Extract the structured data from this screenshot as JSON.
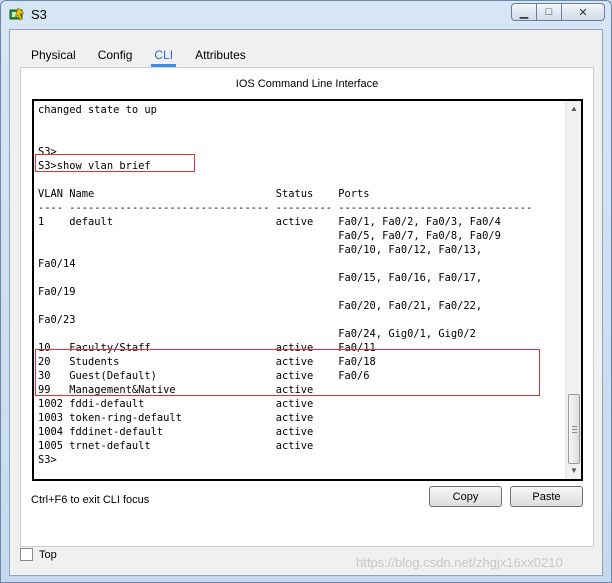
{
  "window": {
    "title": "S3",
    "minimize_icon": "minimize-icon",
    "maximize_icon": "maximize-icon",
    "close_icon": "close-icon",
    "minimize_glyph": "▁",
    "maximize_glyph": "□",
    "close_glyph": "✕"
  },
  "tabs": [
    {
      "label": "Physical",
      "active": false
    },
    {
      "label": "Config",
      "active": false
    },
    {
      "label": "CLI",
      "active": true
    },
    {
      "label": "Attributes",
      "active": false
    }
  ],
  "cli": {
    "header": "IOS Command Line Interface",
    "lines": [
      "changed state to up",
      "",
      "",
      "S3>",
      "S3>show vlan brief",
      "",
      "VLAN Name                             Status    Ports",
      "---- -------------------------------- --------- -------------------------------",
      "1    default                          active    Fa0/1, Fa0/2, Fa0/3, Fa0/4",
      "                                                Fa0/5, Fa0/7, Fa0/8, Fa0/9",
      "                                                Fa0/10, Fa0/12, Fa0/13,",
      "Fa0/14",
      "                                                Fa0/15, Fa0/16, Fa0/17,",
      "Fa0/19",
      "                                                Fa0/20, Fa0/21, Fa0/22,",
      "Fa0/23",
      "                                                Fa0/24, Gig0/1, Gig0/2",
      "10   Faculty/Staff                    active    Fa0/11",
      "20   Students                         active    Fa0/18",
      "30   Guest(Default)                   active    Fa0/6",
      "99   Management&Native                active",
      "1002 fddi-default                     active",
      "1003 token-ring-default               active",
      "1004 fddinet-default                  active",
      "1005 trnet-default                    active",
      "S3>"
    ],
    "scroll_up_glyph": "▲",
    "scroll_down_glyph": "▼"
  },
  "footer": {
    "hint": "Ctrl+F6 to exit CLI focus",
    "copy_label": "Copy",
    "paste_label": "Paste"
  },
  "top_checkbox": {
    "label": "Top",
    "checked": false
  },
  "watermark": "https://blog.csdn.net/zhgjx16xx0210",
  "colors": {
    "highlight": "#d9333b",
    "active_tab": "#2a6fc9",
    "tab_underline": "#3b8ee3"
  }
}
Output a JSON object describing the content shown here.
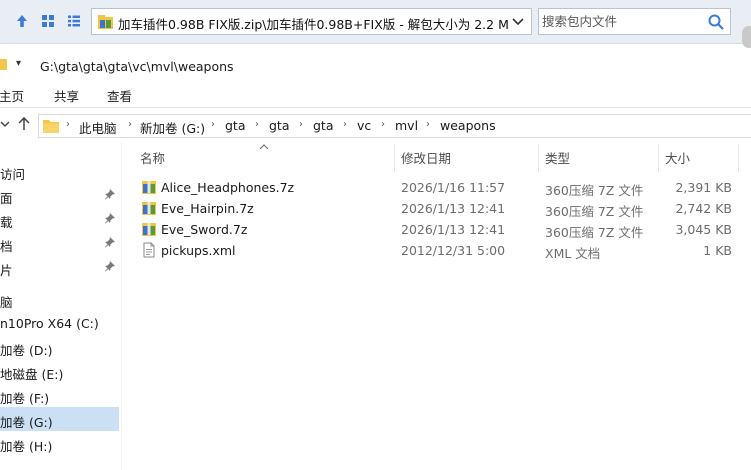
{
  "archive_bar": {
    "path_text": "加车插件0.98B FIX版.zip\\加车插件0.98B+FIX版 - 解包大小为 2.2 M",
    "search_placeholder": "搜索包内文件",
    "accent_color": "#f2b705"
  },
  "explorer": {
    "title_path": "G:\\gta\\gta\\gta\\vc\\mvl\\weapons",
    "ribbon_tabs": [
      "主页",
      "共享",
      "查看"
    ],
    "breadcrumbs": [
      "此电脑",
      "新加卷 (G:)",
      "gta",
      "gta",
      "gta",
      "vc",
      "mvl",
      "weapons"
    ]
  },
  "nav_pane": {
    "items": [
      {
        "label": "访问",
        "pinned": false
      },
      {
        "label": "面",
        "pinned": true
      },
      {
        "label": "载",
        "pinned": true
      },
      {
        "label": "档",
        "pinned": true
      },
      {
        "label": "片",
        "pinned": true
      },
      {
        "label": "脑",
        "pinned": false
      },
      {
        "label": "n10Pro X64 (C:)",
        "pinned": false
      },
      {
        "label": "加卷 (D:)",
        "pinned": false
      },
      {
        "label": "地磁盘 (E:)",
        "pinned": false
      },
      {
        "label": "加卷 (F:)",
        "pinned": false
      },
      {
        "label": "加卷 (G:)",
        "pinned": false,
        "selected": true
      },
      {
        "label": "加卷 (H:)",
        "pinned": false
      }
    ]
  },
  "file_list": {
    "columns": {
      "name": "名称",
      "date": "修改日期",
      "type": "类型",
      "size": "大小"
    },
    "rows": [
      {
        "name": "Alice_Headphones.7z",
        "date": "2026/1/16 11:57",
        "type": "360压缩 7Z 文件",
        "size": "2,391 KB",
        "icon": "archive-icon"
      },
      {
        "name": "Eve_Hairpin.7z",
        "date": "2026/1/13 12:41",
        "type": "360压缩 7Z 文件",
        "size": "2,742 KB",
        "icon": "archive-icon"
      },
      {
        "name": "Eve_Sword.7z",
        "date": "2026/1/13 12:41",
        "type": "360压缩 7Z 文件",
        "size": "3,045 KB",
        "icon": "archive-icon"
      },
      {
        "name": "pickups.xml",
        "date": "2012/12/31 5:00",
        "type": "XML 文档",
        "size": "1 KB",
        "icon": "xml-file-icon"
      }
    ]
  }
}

▬▬▬▬▬▬

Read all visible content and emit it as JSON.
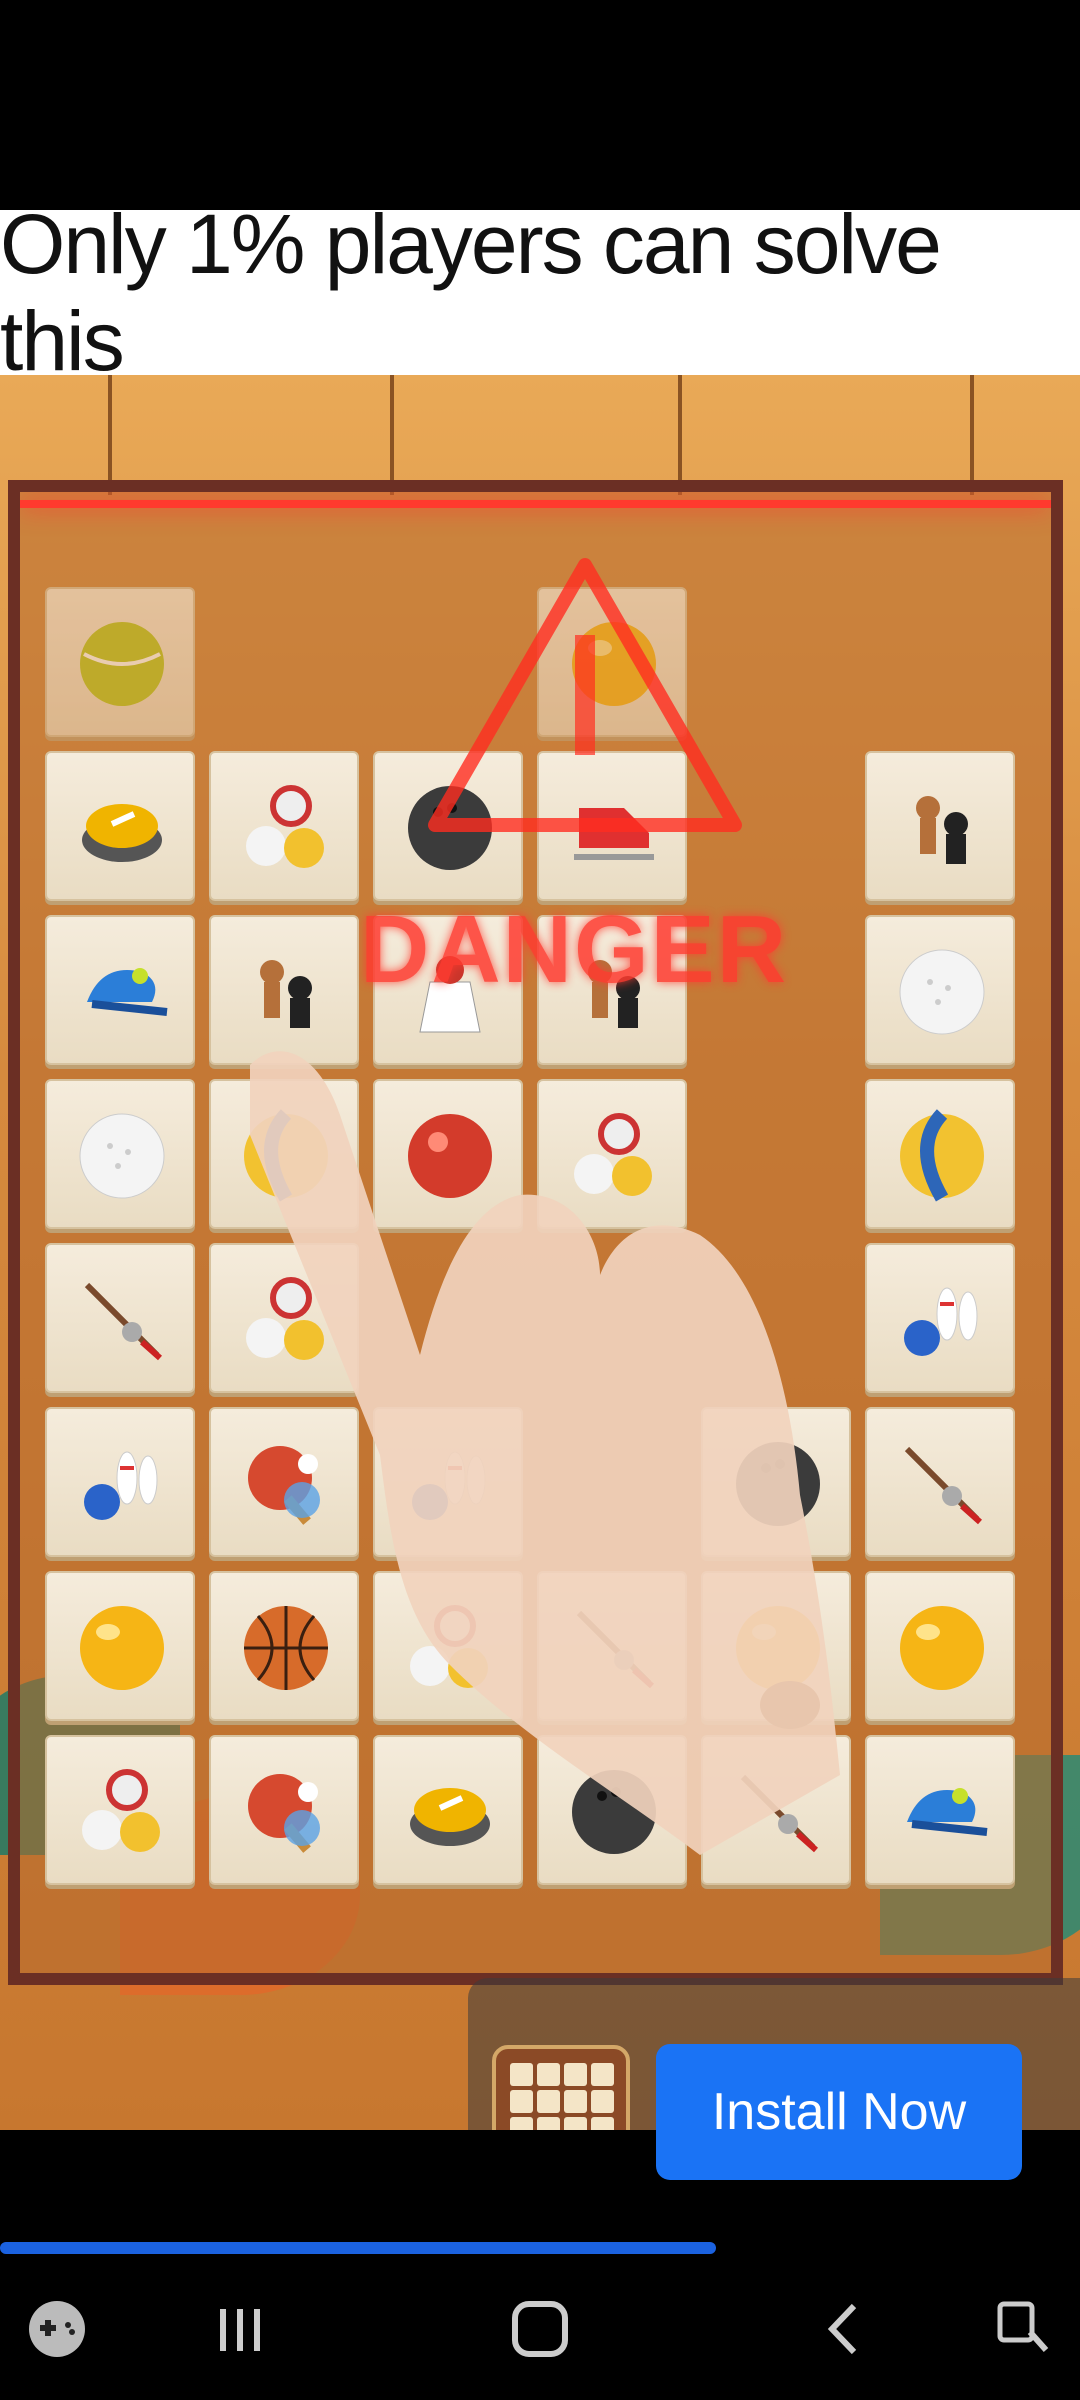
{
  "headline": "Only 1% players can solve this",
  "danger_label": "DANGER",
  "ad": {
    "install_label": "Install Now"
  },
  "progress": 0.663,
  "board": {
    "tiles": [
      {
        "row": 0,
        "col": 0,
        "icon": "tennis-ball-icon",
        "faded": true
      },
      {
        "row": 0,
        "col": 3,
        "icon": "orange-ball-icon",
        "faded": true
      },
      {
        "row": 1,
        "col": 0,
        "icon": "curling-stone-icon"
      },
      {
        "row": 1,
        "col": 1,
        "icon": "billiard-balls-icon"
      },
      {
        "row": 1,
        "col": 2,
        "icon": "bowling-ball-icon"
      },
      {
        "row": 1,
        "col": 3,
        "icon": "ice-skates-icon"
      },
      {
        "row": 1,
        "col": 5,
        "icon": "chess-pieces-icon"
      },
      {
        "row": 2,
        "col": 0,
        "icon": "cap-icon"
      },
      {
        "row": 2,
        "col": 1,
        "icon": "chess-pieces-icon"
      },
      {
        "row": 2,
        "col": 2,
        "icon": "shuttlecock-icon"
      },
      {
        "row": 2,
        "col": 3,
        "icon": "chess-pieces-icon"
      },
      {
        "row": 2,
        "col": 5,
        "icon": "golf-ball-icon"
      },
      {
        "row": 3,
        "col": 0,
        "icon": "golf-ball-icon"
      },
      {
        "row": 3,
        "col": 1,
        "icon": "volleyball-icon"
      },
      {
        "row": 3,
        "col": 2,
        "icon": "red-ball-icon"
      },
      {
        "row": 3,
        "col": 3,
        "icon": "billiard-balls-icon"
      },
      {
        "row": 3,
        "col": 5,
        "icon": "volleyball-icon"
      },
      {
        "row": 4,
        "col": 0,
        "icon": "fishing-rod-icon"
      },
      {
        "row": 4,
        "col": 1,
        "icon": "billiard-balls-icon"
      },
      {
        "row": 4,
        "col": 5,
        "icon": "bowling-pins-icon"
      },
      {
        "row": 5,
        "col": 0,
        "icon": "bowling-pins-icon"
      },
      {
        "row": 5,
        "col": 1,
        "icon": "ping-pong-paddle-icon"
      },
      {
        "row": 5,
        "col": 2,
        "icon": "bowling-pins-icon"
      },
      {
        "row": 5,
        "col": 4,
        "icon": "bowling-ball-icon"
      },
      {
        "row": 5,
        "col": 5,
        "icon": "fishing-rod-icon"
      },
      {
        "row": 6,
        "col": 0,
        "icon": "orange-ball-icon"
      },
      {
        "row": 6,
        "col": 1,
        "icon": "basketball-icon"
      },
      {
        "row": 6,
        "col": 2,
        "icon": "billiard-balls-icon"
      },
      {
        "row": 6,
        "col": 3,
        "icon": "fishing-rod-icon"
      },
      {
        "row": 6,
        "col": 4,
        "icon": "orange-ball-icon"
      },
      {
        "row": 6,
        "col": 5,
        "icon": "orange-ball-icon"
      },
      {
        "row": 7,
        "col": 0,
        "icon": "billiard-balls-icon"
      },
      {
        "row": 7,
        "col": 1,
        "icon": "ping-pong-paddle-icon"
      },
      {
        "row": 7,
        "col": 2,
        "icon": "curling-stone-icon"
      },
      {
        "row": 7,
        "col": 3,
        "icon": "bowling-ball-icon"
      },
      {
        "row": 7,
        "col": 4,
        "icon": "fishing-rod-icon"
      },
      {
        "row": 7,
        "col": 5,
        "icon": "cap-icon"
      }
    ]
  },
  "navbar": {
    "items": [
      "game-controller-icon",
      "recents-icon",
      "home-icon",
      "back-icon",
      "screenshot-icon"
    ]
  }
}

▬▬▬▬▬▬

Locate the word "date" in the data above. Copy every line carrying it.

      "date": "修改日期",
        "date": "2026/1/16 11:57",
        "date": "2026/1/13 12:41",
        "date": "2026/1/13 12:41",
        "date": "2012/12/31 5:00",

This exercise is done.